- Figure record extracts -
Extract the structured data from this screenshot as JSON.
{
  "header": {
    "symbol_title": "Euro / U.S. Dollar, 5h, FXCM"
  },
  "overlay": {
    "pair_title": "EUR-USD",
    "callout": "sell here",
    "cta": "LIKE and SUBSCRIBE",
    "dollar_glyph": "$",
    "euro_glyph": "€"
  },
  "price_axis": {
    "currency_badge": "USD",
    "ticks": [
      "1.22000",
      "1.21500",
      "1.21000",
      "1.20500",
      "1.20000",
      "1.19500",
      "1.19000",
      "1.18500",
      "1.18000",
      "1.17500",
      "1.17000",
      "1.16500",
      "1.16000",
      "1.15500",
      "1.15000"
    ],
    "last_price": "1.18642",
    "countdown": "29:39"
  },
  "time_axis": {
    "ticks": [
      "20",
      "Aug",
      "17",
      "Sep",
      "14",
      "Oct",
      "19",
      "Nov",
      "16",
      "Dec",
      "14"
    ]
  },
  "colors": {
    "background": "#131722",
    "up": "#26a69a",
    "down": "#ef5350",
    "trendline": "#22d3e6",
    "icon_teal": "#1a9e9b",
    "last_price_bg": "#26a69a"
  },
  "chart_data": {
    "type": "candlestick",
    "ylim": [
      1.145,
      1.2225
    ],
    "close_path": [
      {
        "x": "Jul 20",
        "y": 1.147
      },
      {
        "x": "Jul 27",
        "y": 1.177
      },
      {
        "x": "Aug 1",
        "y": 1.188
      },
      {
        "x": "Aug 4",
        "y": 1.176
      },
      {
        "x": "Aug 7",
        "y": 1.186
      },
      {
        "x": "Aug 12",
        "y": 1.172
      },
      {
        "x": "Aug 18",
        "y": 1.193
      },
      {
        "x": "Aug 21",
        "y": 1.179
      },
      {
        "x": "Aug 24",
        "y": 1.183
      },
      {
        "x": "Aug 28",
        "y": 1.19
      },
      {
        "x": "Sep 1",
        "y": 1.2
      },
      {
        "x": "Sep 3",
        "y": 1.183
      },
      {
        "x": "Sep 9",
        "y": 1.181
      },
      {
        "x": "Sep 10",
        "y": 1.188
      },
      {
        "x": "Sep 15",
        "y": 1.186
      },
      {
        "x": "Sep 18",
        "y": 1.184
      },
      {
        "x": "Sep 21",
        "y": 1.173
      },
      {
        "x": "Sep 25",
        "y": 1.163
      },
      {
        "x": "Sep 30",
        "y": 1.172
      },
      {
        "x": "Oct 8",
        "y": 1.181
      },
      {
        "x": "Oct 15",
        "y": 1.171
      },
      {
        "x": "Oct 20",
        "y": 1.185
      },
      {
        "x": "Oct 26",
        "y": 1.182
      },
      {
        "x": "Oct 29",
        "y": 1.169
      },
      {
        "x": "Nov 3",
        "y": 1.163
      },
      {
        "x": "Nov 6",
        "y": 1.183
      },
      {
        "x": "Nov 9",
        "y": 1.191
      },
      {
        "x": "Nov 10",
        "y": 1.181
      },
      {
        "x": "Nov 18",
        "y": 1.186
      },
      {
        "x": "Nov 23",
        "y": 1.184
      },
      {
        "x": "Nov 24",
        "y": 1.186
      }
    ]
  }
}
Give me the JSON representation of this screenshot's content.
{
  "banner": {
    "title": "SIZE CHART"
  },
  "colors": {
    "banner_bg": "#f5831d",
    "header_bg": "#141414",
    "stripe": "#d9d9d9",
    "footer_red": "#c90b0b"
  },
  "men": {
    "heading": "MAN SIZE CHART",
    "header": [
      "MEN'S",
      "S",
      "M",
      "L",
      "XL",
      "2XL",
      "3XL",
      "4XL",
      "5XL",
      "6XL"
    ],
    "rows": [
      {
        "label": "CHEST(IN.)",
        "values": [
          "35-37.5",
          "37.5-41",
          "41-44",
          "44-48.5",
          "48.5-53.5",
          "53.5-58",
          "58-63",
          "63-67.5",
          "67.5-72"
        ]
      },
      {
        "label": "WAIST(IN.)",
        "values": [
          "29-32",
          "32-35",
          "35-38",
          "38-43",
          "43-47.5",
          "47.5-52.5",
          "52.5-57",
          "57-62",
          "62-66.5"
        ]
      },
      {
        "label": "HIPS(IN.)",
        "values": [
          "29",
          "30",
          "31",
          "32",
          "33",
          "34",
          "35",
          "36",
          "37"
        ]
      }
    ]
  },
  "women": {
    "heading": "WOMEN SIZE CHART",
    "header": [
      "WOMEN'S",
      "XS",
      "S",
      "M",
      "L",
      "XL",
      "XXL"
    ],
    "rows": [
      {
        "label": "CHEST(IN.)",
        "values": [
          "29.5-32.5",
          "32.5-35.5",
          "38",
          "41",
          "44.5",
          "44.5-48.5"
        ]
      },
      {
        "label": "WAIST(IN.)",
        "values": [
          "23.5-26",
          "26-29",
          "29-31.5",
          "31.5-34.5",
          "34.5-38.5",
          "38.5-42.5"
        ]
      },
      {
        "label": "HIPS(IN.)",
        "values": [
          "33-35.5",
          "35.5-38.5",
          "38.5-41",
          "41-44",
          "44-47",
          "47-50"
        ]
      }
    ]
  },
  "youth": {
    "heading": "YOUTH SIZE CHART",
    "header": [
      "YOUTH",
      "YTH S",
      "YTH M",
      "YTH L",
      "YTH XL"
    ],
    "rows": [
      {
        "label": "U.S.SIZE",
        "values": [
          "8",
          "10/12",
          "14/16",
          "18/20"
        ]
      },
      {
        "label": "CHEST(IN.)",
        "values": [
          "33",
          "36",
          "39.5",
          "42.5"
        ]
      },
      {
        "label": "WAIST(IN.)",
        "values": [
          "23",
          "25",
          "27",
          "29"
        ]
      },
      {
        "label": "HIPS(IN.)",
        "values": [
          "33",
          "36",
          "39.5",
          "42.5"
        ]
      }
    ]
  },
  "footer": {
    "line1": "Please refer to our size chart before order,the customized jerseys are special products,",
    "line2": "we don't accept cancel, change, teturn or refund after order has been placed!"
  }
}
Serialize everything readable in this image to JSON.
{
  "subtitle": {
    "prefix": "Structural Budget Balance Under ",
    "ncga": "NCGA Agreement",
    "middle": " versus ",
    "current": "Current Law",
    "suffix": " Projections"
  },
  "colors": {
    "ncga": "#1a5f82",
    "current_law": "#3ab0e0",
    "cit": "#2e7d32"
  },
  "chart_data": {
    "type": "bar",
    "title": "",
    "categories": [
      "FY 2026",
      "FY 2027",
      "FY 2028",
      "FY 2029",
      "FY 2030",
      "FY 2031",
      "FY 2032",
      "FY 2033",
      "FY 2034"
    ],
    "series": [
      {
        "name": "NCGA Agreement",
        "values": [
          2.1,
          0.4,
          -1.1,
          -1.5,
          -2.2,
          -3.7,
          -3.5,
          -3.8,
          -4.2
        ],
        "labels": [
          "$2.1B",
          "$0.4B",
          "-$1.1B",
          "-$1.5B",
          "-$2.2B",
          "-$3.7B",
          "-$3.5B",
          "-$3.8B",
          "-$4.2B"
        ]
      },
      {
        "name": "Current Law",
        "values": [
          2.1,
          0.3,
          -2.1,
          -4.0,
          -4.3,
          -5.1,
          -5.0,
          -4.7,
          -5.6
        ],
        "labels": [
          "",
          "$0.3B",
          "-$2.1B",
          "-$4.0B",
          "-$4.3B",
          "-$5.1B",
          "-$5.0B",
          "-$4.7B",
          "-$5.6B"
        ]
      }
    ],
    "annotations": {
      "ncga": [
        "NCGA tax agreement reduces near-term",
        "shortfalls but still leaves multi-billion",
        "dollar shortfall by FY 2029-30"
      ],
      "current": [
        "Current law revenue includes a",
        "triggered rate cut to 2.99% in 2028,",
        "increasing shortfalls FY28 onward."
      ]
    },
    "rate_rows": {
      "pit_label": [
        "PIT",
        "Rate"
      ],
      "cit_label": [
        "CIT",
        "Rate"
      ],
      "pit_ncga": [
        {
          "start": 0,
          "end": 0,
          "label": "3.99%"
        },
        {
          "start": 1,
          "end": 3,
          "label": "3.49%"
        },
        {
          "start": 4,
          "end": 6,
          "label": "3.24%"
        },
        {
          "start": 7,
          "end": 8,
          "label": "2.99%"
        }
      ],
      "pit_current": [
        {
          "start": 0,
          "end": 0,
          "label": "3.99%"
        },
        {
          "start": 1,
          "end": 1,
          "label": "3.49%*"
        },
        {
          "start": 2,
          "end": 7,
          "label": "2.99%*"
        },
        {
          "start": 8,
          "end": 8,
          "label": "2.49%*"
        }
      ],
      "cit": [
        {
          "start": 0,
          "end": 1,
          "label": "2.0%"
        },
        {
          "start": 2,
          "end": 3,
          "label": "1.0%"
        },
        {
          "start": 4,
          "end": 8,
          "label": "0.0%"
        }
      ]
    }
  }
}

- PROBLEM -
Select every line of the material above holding the word "shortfalls" and copy it.

- WRITTEN RESPONSE -
        "shortfalls but still leaves multi-billion",
        "increasing shortfalls FY28 onward."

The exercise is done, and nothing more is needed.